======== GIVEN ENTRIES ========

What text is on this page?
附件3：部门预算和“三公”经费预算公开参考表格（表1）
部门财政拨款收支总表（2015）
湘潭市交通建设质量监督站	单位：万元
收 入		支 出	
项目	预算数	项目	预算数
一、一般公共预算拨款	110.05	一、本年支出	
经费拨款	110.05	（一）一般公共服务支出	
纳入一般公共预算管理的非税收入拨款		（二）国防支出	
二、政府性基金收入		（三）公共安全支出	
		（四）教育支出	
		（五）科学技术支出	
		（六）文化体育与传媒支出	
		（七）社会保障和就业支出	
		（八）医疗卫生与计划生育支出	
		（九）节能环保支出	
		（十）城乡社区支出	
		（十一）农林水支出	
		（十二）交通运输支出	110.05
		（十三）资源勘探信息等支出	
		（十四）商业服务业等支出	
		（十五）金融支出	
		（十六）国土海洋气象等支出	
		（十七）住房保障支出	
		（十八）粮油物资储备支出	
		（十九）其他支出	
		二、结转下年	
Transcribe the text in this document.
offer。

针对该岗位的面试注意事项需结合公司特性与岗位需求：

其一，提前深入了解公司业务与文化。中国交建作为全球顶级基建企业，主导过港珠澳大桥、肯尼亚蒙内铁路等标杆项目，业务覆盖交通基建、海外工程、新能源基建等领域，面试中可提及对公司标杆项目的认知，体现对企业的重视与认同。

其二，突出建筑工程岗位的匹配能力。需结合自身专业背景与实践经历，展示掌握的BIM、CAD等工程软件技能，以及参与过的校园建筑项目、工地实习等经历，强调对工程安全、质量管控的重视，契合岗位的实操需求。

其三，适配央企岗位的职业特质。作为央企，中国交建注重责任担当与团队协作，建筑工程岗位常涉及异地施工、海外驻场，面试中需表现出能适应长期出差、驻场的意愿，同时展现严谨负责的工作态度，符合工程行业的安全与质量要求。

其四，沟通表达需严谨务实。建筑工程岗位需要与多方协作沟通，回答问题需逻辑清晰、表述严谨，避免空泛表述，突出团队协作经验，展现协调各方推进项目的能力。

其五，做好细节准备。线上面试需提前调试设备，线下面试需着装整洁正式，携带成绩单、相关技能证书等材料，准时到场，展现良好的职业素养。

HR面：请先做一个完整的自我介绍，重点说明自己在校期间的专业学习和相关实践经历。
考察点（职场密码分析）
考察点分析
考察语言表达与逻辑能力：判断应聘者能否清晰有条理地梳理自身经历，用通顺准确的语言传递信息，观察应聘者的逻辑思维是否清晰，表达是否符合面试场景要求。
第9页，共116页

========

:: EXERCISE INSTRUCTIONS ::
Write each line above out exactly.

:: ANSWER IN FULL ::
What text is on this page?
附件3：部门预算和“三公”经费预算公开参考表格（表1）
部门财政拨款收支总表（2015）
湘潭市交通建设质量监督站	单位：万元
收 入		支 出	
项目	预算数	项目	预算数
一、一般公共预算拨款	110.05	一、本年支出	
经费拨款	110.05	（一）一般公共服务支出	
纳入一般公共预算管理的非税收入拨款		（二）国防支出	
二、政府性基金收入		（三）公共安全支出	
		（四）教育支出	
		（五）科学技术支出	
		（六）文化体育与传媒支出	
		（七）社会保障和就业支出	
		（八）医疗卫生与计划生育支出	
		（九）节能环保支出	
		（十）城乡社区支出	
		（十一）农林水支出	
		（十二）交通运输支出	110.05
		（十三）资源勘探信息等支出	
		（十四）商业服务业等支出	
		（十五）金融支出	
		（十六）国土海洋气象等支出	
		（十七）住房保障支出	
		（十八）粮油物资储备支出	
		（十九）其他支出	
		二、结转下年	
Transcribe the text in this document.
offer。

针对该岗位的面试注意事项需结合公司特性与岗位需求：

其一，提前深入了解公司业务与文化。中国交建作为全球顶级基建企业，主导过港珠澳大桥、肯尼亚蒙内铁路等标杆项目，业务覆盖交通基建、海外工程、新能源基建等领域，面试中可提及对公司标杆项目的认知，体现对企业的重视与认同。

其二，突出建筑工程岗位的匹配能力。需结合自身专业背景与实践经历，展示掌握的BIM、CAD等工程软件技能，以及参与过的校园建筑项目、工地实习等经历，强调对工程安全、质量管控的重视，契合岗位的实操需求。

其三，适配央企岗位的职业特质。作为央企，中国交建注重责任担当与团队协作，建筑工程岗位常涉及异地施工、海外驻场，面试中需表现出能适应长期出差、驻场的意愿，同时展现严谨负责的工作态度，符合工程行业的安全与质量要求。

其四，沟通表达需严谨务实。建筑工程岗位需要与多方协作沟通，回答问题需逻辑清晰、表述严谨，避免空泛表述，突出团队协作经验，展现协调各方推进项目的能力。

其五，做好细节准备。线上面试需提前调试设备，线下面试需着装整洁正式，携带成绩单、相关技能证书等材料，准时到场，展现良好的职业素养。

HR面：请先做一个完整的自我介绍，重点说明自己在校期间的专业学习和相关实践经历。
考察点（职场密码分析）
考察点分析
考察语言表达与逻辑能力：判断应聘者能否清晰有条理地梳理自身经历，用通顺准确的语言传递信息，观察应聘者的逻辑思维是否清晰，表达是否符合面试场景要求。
第9页，共116页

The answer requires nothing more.